» Direction:
Write out all of the entries exactly as given.

» Data provided:

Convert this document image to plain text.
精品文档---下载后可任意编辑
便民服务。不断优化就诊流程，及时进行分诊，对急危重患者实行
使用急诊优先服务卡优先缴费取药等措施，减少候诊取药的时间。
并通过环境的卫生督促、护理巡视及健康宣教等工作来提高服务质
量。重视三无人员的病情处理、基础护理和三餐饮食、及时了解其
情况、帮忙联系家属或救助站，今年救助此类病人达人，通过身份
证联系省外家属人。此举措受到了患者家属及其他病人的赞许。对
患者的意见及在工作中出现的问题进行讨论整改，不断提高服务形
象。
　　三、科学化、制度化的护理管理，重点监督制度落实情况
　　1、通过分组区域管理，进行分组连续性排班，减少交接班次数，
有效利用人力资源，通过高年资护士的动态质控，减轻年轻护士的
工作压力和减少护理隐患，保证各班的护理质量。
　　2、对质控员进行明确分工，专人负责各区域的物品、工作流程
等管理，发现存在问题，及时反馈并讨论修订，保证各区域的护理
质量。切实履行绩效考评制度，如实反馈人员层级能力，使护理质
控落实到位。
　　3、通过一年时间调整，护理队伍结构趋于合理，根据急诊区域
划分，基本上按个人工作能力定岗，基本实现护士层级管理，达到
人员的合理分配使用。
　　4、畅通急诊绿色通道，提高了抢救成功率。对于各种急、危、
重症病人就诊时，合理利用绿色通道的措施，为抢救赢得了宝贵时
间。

» Reply to the task:
Convert this document image to plain text.
精品文档---下载后可任意编辑
便民服务。不断优化就诊流程，及时进行分诊，对急危重患者实行
使用急诊优先服务卡优先缴费取药等措施，减少候诊取药的时间。
并通过环境的卫生督促、护理巡视及健康宣教等工作来提高服务质
量。重视三无人员的病情处理、基础护理和三餐饮食、及时了解其
情况、帮忙联系家属或救助站，今年救助此类病人达人，通过身份
证联系省外家属人。此举措受到了患者家属及其他病人的赞许。对
患者的意见及在工作中出现的问题进行讨论整改，不断提高服务形
象。
　　三、科学化、制度化的护理管理，重点监督制度落实情况
　　1、通过分组区域管理，进行分组连续性排班，减少交接班次数，
有效利用人力资源，通过高年资护士的动态质控，减轻年轻护士的
工作压力和减少护理隐患，保证各班的护理质量。
　　2、对质控员进行明确分工，专人负责各区域的物品、工作流程
等管理，发现存在问题，及时反馈并讨论修订，保证各区域的护理
质量。切实履行绩效考评制度，如实反馈人员层级能力，使护理质
控落实到位。
　　3、通过一年时间调整，护理队伍结构趋于合理，根据急诊区域
划分，基本上按个人工作能力定岗，基本实现护士层级管理，达到
人员的合理分配使用。
　　4、畅通急诊绿色通道，提高了抢救成功率。对于各种急、危、
重症病人就诊时，合理利用绿色通道的措施，为抢救赢得了宝贵时
间。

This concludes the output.